# EXERCISE MATERIALS
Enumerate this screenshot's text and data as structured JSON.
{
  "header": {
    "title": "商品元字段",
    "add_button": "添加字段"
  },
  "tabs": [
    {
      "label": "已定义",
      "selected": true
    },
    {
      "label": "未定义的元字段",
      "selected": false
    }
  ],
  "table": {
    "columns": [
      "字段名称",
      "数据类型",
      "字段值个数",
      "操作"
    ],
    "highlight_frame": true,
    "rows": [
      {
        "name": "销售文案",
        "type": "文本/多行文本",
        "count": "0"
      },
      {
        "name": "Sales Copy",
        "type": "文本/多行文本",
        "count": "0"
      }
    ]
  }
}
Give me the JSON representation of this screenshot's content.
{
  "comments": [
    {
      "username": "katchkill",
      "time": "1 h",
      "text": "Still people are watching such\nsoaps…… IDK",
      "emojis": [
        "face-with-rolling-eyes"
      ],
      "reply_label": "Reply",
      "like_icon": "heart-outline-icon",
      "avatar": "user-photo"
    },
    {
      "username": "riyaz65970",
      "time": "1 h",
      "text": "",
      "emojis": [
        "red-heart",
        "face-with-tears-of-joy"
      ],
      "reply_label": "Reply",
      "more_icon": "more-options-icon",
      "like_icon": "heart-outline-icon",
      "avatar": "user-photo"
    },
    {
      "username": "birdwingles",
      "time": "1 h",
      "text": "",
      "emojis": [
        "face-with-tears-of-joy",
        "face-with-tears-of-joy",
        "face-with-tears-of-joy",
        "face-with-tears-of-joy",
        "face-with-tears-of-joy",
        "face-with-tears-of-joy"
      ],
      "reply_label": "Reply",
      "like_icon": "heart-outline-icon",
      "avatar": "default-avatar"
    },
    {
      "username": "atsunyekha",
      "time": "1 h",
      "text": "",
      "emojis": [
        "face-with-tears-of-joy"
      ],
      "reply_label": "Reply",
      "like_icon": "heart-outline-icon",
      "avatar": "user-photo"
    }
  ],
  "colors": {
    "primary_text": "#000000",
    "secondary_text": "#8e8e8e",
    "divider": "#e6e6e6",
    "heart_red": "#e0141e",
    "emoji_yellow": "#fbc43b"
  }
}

* * *

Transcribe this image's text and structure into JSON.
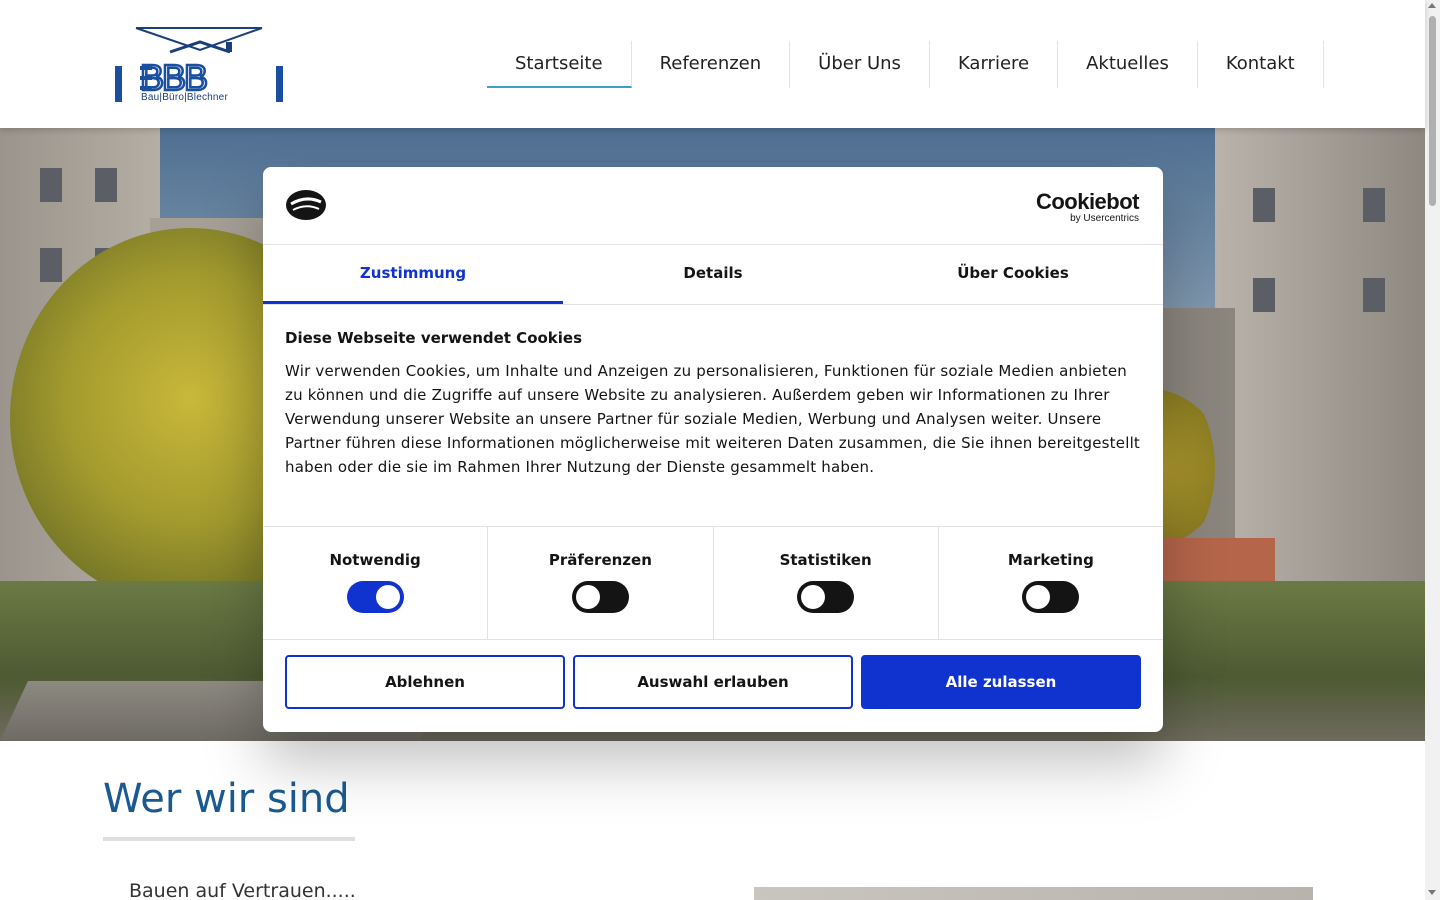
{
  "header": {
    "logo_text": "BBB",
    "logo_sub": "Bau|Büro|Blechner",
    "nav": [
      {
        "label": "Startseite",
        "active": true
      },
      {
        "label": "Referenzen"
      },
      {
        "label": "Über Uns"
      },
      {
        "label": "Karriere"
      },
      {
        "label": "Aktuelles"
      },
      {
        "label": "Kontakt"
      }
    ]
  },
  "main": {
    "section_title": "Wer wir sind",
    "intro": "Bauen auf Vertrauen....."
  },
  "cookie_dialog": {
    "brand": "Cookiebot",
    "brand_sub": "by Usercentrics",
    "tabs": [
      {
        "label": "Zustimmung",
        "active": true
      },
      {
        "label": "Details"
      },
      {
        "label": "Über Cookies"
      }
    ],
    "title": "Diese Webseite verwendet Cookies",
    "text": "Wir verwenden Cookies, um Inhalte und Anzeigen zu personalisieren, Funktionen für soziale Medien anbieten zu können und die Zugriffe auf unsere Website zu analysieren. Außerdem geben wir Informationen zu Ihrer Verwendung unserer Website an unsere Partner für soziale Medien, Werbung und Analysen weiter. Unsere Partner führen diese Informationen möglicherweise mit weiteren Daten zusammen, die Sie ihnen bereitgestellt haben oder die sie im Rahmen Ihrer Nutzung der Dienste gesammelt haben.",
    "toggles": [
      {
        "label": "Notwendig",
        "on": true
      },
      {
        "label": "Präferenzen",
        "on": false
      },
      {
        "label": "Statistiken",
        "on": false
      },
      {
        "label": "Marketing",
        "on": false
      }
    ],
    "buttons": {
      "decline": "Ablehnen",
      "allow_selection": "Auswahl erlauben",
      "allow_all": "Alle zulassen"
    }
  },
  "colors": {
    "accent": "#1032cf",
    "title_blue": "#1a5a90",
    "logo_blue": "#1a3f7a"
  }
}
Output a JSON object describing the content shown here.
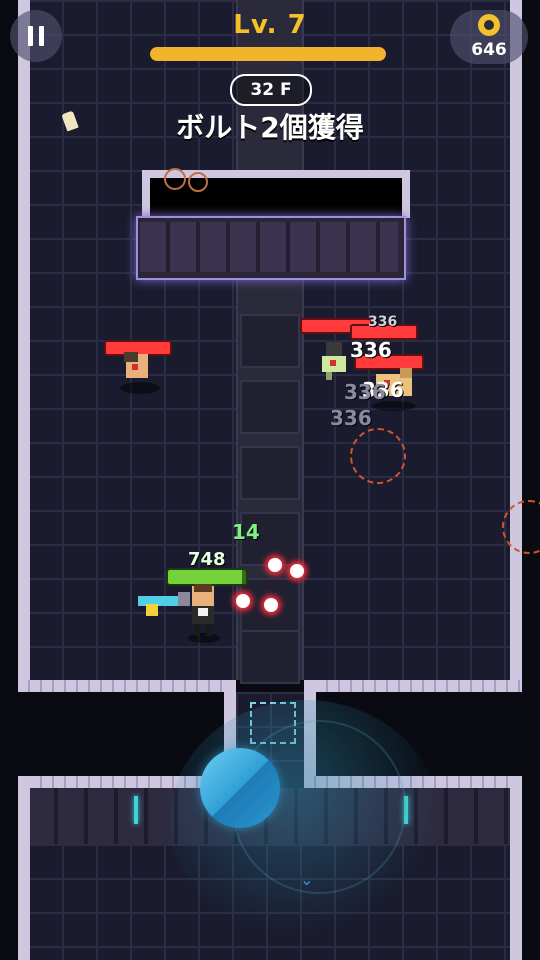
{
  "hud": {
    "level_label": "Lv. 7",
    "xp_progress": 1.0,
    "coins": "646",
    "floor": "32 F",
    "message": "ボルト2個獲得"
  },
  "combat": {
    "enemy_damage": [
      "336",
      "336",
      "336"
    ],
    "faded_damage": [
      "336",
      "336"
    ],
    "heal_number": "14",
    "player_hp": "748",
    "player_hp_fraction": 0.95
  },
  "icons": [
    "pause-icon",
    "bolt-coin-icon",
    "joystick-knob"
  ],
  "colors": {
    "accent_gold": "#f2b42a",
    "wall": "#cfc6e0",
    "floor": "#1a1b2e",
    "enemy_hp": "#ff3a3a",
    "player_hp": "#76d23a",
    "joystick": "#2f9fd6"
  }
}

# GOAL OF THE EXERCISE
Go through the material line by line. Show each line that contains the string "this".

# TASK OUTPUT
Enumerate this screenshot's text and data as structured JSON.
Give me the JSON representation of this screenshot's content.
Transcribe this image's text and structure into JSON.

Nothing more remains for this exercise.